Stored data:
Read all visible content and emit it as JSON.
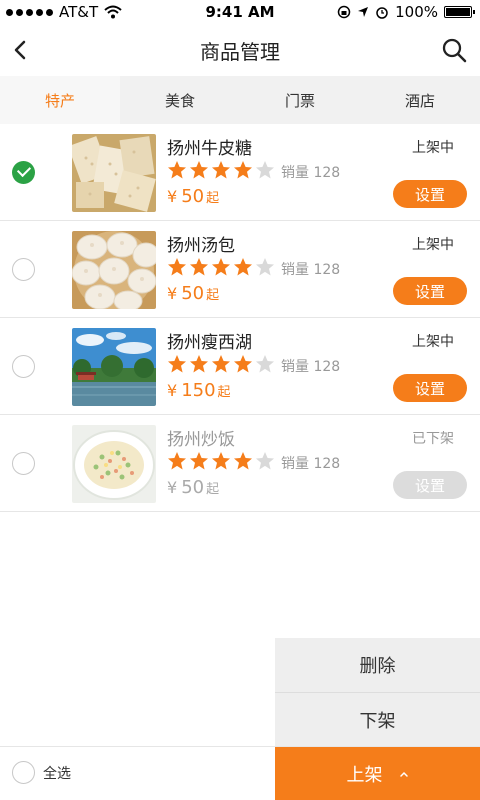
{
  "status_bar": {
    "carrier": "AT&T",
    "time": "9:41 AM",
    "battery": "100%"
  },
  "nav": {
    "title": "商品管理",
    "back_icon": "chevron-left-icon",
    "search_icon": "search-icon"
  },
  "tabs": [
    {
      "label": "特产",
      "active": true
    },
    {
      "label": "美食",
      "active": false
    },
    {
      "label": "门票",
      "active": false
    },
    {
      "label": "酒店",
      "active": false
    }
  ],
  "products": [
    {
      "name": "扬州牛皮糖",
      "rating": 4,
      "sales_label": "销量",
      "sales": "128",
      "currency": "¥",
      "price": "50",
      "price_suffix": "起",
      "status": "上架中",
      "action": "设置",
      "selected": true,
      "on_shelf": true
    },
    {
      "name": "扬州汤包",
      "rating": 4,
      "sales_label": "销量",
      "sales": "128",
      "currency": "¥",
      "price": "50",
      "price_suffix": "起",
      "status": "上架中",
      "action": "设置",
      "selected": false,
      "on_shelf": true
    },
    {
      "name": "扬州瘦西湖",
      "rating": 4,
      "sales_label": "销量",
      "sales": "128",
      "currency": "¥",
      "price": "150",
      "price_suffix": "起",
      "status": "上架中",
      "action": "设置",
      "selected": false,
      "on_shelf": true
    },
    {
      "name": "扬州炒饭",
      "rating": 4,
      "sales_label": "销量",
      "sales": "128",
      "currency": "¥",
      "price": "50",
      "price_suffix": "起",
      "status": "已下架",
      "action": "设置",
      "selected": false,
      "on_shelf": false
    }
  ],
  "popup_menu": {
    "delete": "删除",
    "unshelve": "下架"
  },
  "bottom_bar": {
    "select_all": "全选",
    "main_action": "上架"
  },
  "colors": {
    "accent": "#f57d1a",
    "selected_check": "#2ba245",
    "disabled": "#dcdcdc"
  }
}
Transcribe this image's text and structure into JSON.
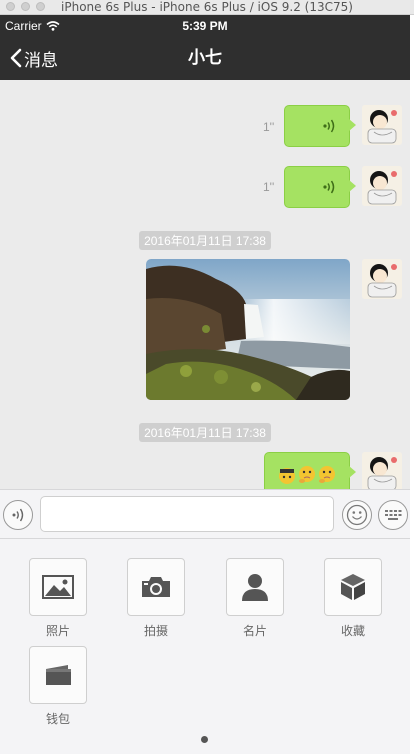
{
  "window": {
    "title": "iPhone 6s Plus - iPhone 6s Plus / iOS 9.2 (13C75)"
  },
  "statusbar": {
    "carrier": "Carrier",
    "time": "5:39 PM"
  },
  "navbar": {
    "back_label": "消息",
    "title": "小七"
  },
  "messages": {
    "voice1_duration": "1''",
    "voice2_duration": "1''",
    "timestamp1": "2016年01月11日 17:38",
    "timestamp2": "2016年01月11日 17:38"
  },
  "toolbar": {
    "photo_label": "照片",
    "camera_label": "拍摄",
    "card_label": "名片",
    "favorites_label": "收藏",
    "wallet_label": "钱包"
  },
  "colors": {
    "bubble": "#a5e262",
    "navbar": "#2f2f2f",
    "chat_bg": "#ebebeb"
  }
}
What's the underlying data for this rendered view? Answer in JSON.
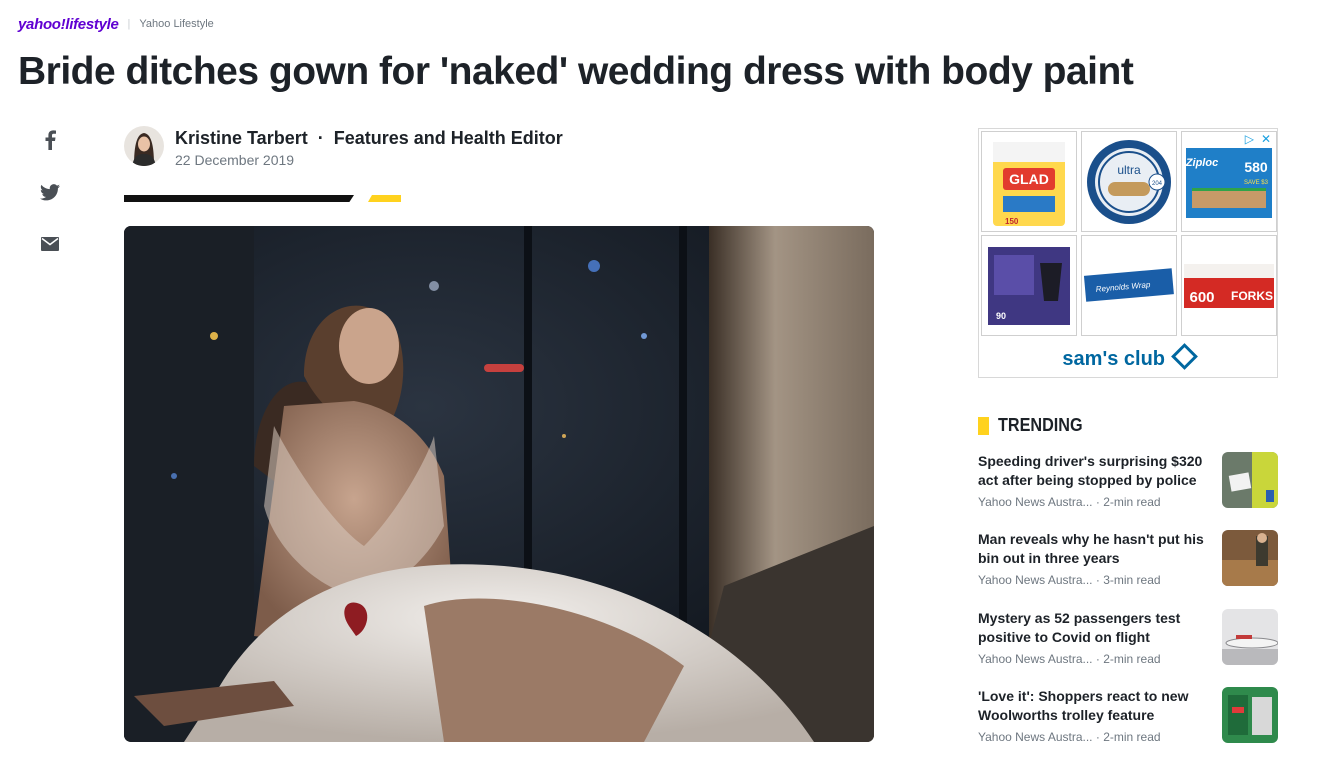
{
  "brand": {
    "logo": "yahoo!lifestyle",
    "section": "Yahoo Lifestyle"
  },
  "article": {
    "headline": "Bride ditches gown for 'naked' wedding dress with body paint",
    "author": "Kristine Tarbert",
    "role": "Features and Health Editor",
    "date": "22 December 2019"
  },
  "share": [
    {
      "name": "facebook",
      "icon": "facebook-icon"
    },
    {
      "name": "twitter",
      "icon": "twitter-icon"
    },
    {
      "name": "email",
      "icon": "mail-icon"
    }
  ],
  "ad": {
    "advertiser": "sam's club",
    "products": [
      "GLAD",
      "ultra",
      "Ziploc",
      "Party cups",
      "Reynolds Wrap",
      "FORKS"
    ],
    "product_texts": {
      "glad_count": "150",
      "ultra_count": "204",
      "ziploc_count": "580",
      "ziploc_tag": "SAVE $3",
      "cups_count": "90",
      "forks_count": "600"
    }
  },
  "trending": {
    "title": "TRENDING",
    "items": [
      {
        "headline": "Speeding driver's surprising $320 act after being stopped by police",
        "source": "Yahoo News Austra...",
        "read": "2-min read"
      },
      {
        "headline": "Man reveals why he hasn't put his bin out in three years",
        "source": "Yahoo News Austra...",
        "read": "3-min read"
      },
      {
        "headline": "Mystery as 52 passengers test positive to Covid on flight",
        "source": "Yahoo News Austra...",
        "read": "2-min read"
      },
      {
        "headline": "'Love it': Shoppers react to new Woolworths trolley feature",
        "source": "Yahoo News Austra...",
        "read": "2-min read"
      }
    ]
  },
  "colors": {
    "brand_purple": "#6001d2",
    "accent_yellow": "#ffd21e",
    "text": "#1d2228",
    "muted": "#6e7780"
  }
}
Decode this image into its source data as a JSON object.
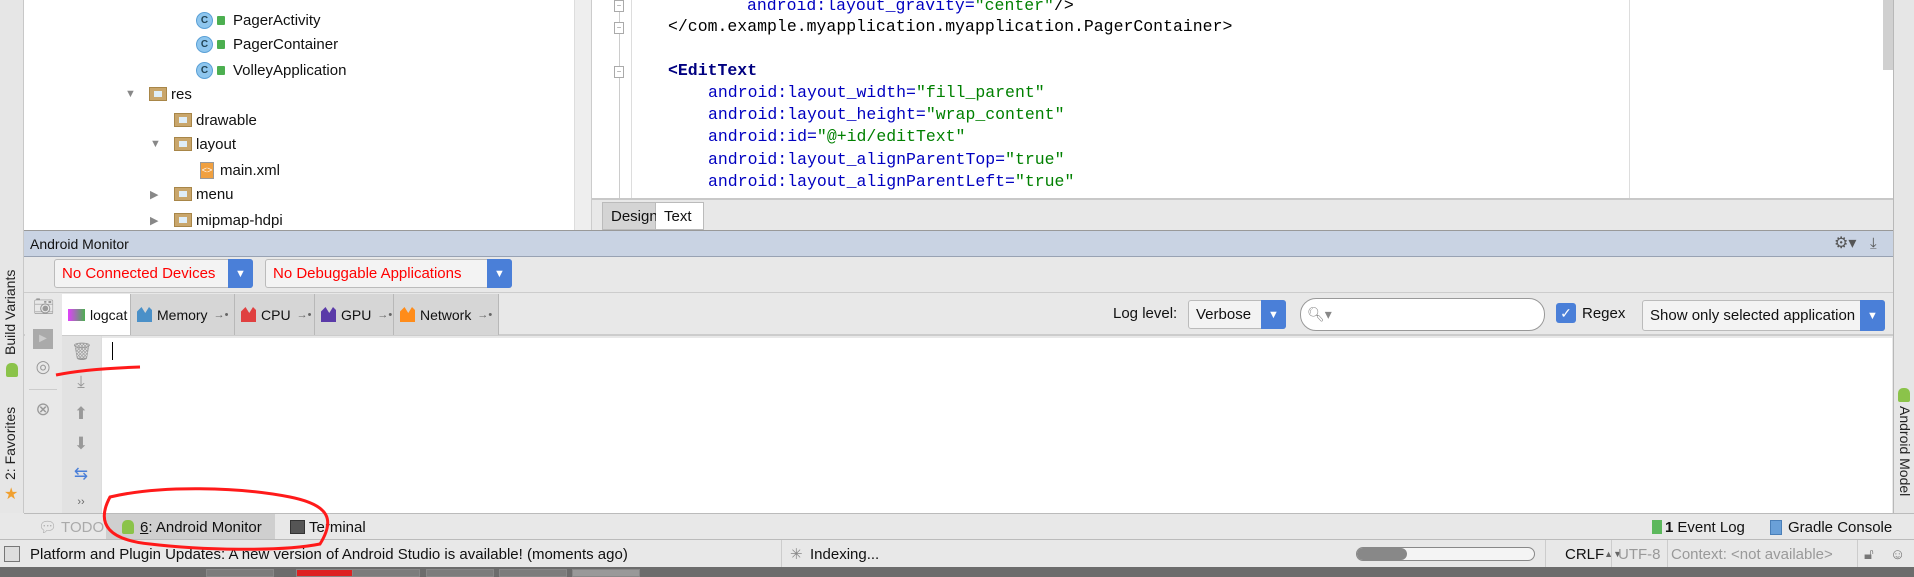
{
  "left_stripe": {
    "build_variants": "Build Variants",
    "favorites": "2: Favorites"
  },
  "right_stripe": {
    "android_model": "Android Model"
  },
  "project_tree": [
    {
      "label": "PagerActivity",
      "type": "class"
    },
    {
      "label": "PagerContainer",
      "type": "class"
    },
    {
      "label": "VolleyApplication",
      "type": "class"
    },
    {
      "label": "res",
      "type": "res-folder",
      "expanded": true
    },
    {
      "label": "drawable",
      "type": "folder"
    },
    {
      "label": "layout",
      "type": "folder",
      "expanded": true
    },
    {
      "label": "main.xml",
      "type": "xml-file"
    },
    {
      "label": "menu",
      "type": "folder",
      "expanded": false
    },
    {
      "label": "mipmap-hdpi",
      "type": "folder",
      "expanded": false
    }
  ],
  "editor": {
    "lines": {
      "l1_attr": "android:layout_gravity=",
      "l1_val": "\"center\"",
      "l1_end": "/>",
      "l2": "</com.example.myapplication.myapplication.PagerContainer>",
      "l4": "<EditText",
      "l5_attr": "android:layout_width=",
      "l5_val": "\"fill_parent\"",
      "l6_attr": "android:layout_height=",
      "l6_val": "\"wrap_content\"",
      "l7_attr": "android:id=",
      "l7_val": "\"@+id/editText\"",
      "l8_attr": "android:layout_alignParentTop=",
      "l8_val": "\"true\"",
      "l9_attr": "android:layout_alignParentLeft=",
      "l9_val": "\"true\""
    },
    "tabs": {
      "design": "Design",
      "text": "Text",
      "active": "Text"
    }
  },
  "monitor": {
    "title": "Android Monitor",
    "device_combo": "No Connected Devices",
    "app_combo": "No Debuggable Applications",
    "tabs": [
      {
        "label": "logcat",
        "color": "#e040fb",
        "active": true
      },
      {
        "label": "Memory",
        "color": "#4a90c8"
      },
      {
        "label": "CPU",
        "color": "#e04040"
      },
      {
        "label": "GPU",
        "color": "#5a3aa8"
      },
      {
        "label": "Network",
        "color": "#ff8c1a"
      }
    ],
    "log_level_label": "Log level:",
    "log_level_value": "Verbose",
    "search_value": "",
    "regex_label": "Regex",
    "regex_checked": true,
    "filter_combo": "Show only selected application"
  },
  "bottom_tabs": {
    "todo": "TODO",
    "android_monitor_num": "6",
    "android_monitor": ": Android Monitor",
    "terminal": "Terminal",
    "event_log_count": "1",
    "event_log": "Event Log",
    "gradle_console": "Gradle Console"
  },
  "status": {
    "message": "Platform and Plugin Updates: A new version of Android Studio is available! (moments ago)",
    "indexing": "Indexing...",
    "line_sep": "CRLF",
    "encoding": "UTF-8",
    "context": "Context: <not available>"
  },
  "colors": {
    "accent": "#4a7fd8",
    "error_text": "#ff0000",
    "annotation": "#ff0000"
  }
}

Exercise requirements.
Copy, from the material, each line that holds the string "title".

Response below.
    "title": "商品管理",
    "title": "iPhone 6s Plus - iPhone 6s Plus / iOS 9.2 (13C75)"
    "title": "小七"
    "title": "TRENDING",
    "title": "Android Monitor",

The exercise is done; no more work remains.